#### Exercise prompt
Return the number of lines in which the word "года" appears; add nothing else.
──────── Data rows
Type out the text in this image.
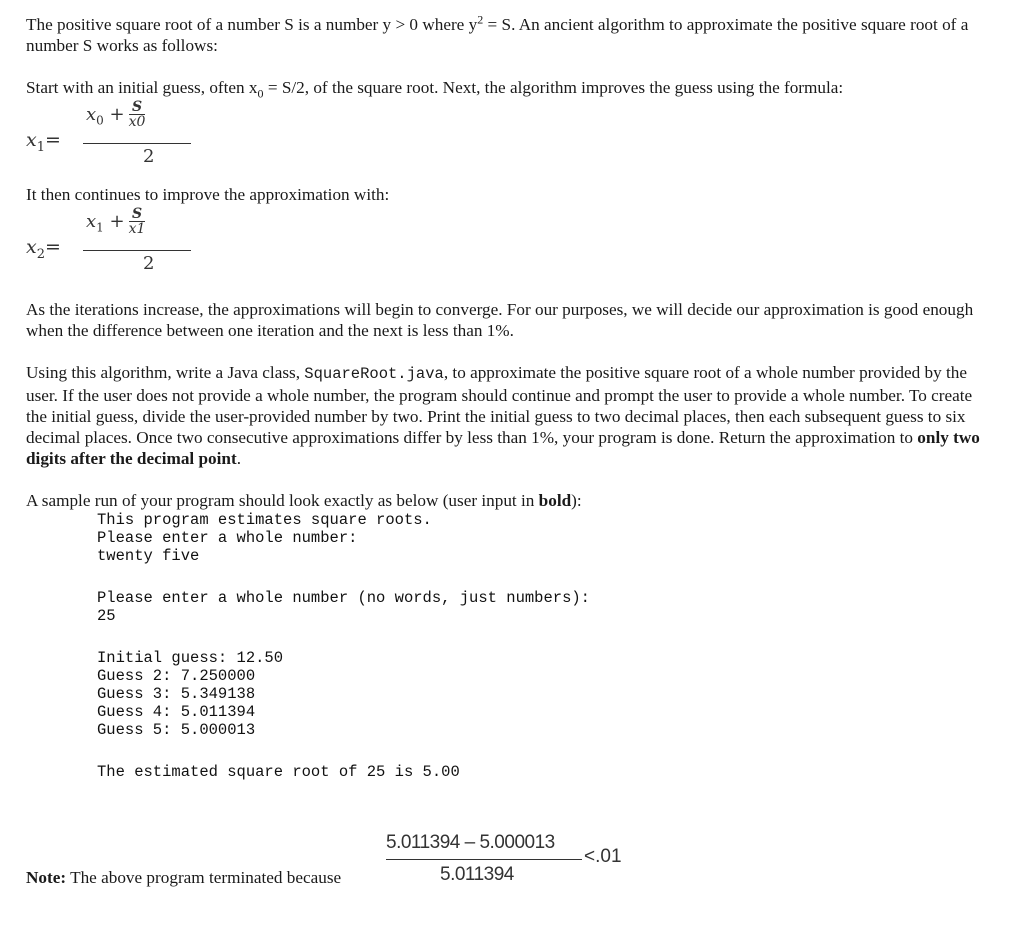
The positive square root of a number S is a number y > 0 where $y^2 = S$. An ancient algorithm to approximate the positive square root of a number S works as follows:

Start with an initial guess, often $x_0 = S/2$, of the square root. Next, the algorithm improves the guess using the formula:

$x_1=$
$x_0 + \frac{S}{x0}$
2

It then continues to improve the approximation with:

$x_2=$
$x_1 + \frac{S}{x1}$
2

As the iterations increase, the approximations will begin to converge. For our purposes, we will decide our approximation is good enough when the difference between one iteration and the next is less than 1%.

Using this algorithm, write a Java class, SquareRoot.java, to approximate the positive square root of a whole number provided by the user. If the user does not provide a whole number, the program should continue and prompt the user to provide a whole number. To create the initial guess, divide the user-provided number by two. Print the initial guess to two decimal places, then each subsequent guess to six decimal places. Once two consecutive approximations differ by less than 1%, your program is done. Return the approximation to only two digits after the decimal point.

A sample run of your program should look exactly as below (user input in bold):

This program estimates square roots.
Please enter a whole number:
twenty five
Please enter a whole number (no words, just numbers):
25
Initial guess: 12.50
Guess 2: 7.250000
Guess 3: 5.349138
Guess 4: 5.011394
Guess 5: 5.000013
The estimated square root of 25 is 5.00
Note: The above program terminated because
5.011394 – 5.000013
5.011394
<.01
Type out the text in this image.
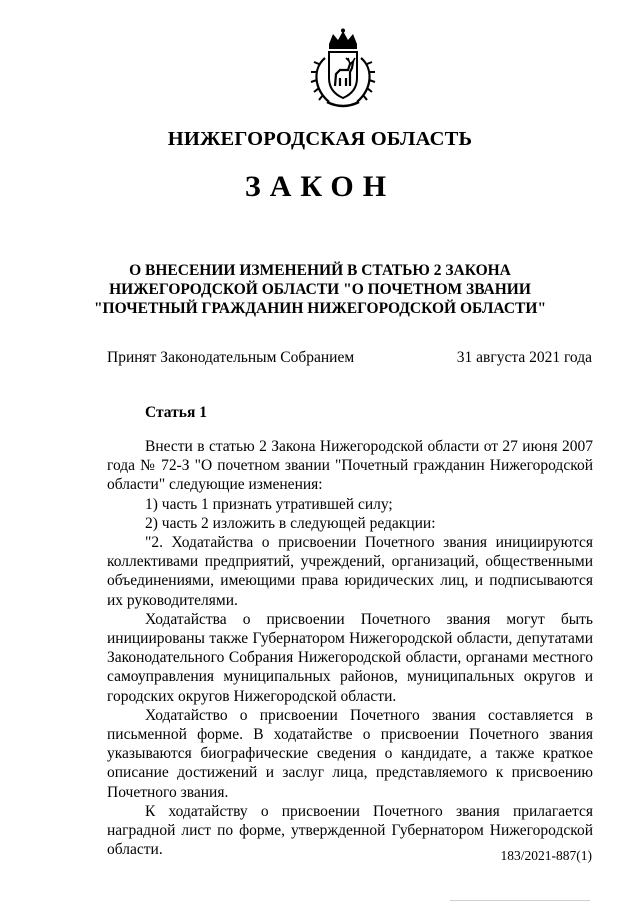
НИЖЕГОРОДСКАЯ ОБЛАСТЬ
ЗАКОН
О ВНЕСЕНИИ ИЗМЕНЕНИЙ В СТАТЬЮ 2 ЗАКОНА
НИЖЕГОРОДСКОЙ ОБЛАСТИ "О ПОЧЕТНОМ ЗВАНИИ
"ПОЧЕТНЫЙ ГРАЖДАНИН НИЖЕГОРОДСКОЙ ОБЛАСТИ"
Принят Законодательным Собранием	31 августа 2021 года
Статья 1

Внести в статью 2 Закона Нижегородской области от 27 июня 2007 года № 72-З "О почетном звании "Почетный гражданин Нижегородской области" следующие изменения:

1) часть 1 признать утратившей силу;

2) часть 2 изложить в следующей редакции:

"2. Ходатайства о присвоении Почетного звания инициируются коллективами предприятий, учреждений, организаций, общественными объединениями, имеющими права юридических лиц, и подписываются их руководителями.

Ходатайства о присвоении Почетного звания могут быть инициированы также Губернатором Нижегородской области, депутатами Законодательного Собрания Нижегородской области, органами местного самоуправления муниципальных районов, муниципальных округов и городских округов Нижегородской области.

Ходатайство о присвоении Почетного звания составляется в письменной форме. В ходатайстве о присвоении Почетного звания указываются биографические сведения о кандидате, а также краткое описание достижений и заслуг лица, представляемого к присвоению Почетного звания.

К ходатайству о присвоении Почетного звания прилагается наградной лист по форме, утвержденной Губернатором Нижегородской области.	183/2021-887(1)
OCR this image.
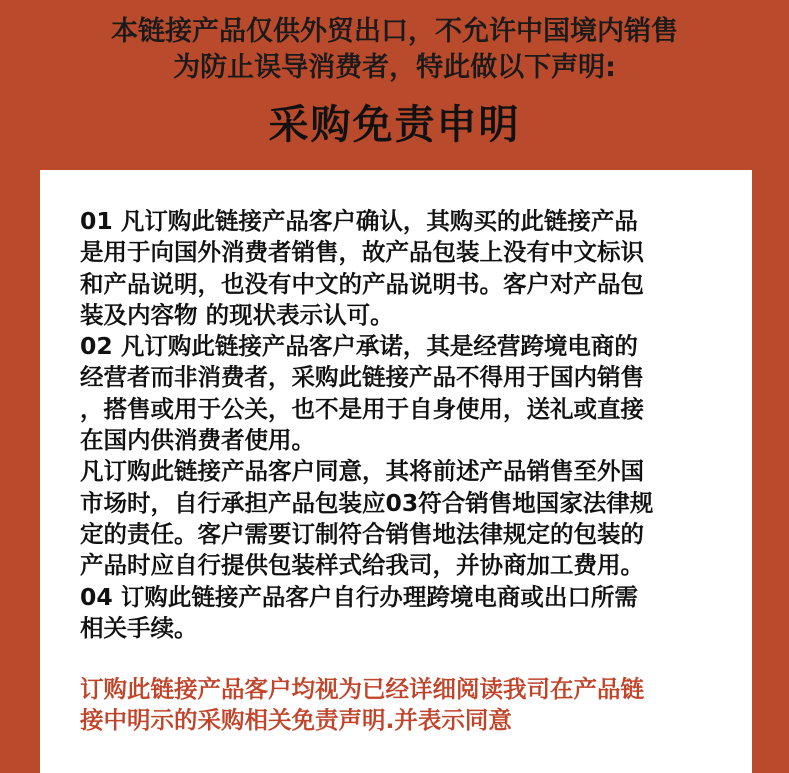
本链接产品仅供外贸出口，不允许中国境内销售
为防止误导消费者，特此做以下声明:
采购免责申明
01 凡订购此链接产品客户确认，其购买的此链接产品
是用于向国外消费者销售，故产品包装上没有中文标识
和产品说明，也没有中文的产品说明书。客户对产品包
装及内容物 的现状表示认可。
02 凡订购此链接产品客户承诺，其是经营跨境电商的
经营者而非消费者，采购此链接产品不得用于国内销售
，搭售或用于公关，也不是用于自身使用，送礼或直接
在国内供消费者使用。
凡订购此链接产品客户同意，其将前述产品销售至外国
市场时，自行承担产品包装应03符合销售地国家法律规
定的责任。客户需要订制符合销售地法律规定的包装的
产品时应自行提供包装样式给我司，并协商加工费用。
04 订购此链接产品客户自行办理跨境电商或出口所需
相关手续。
订购此链接产品客户均视为已经详细阅读我司在产品链
接中明示的采购相关免责声明.并表示同意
────────────────
#### Task solution
2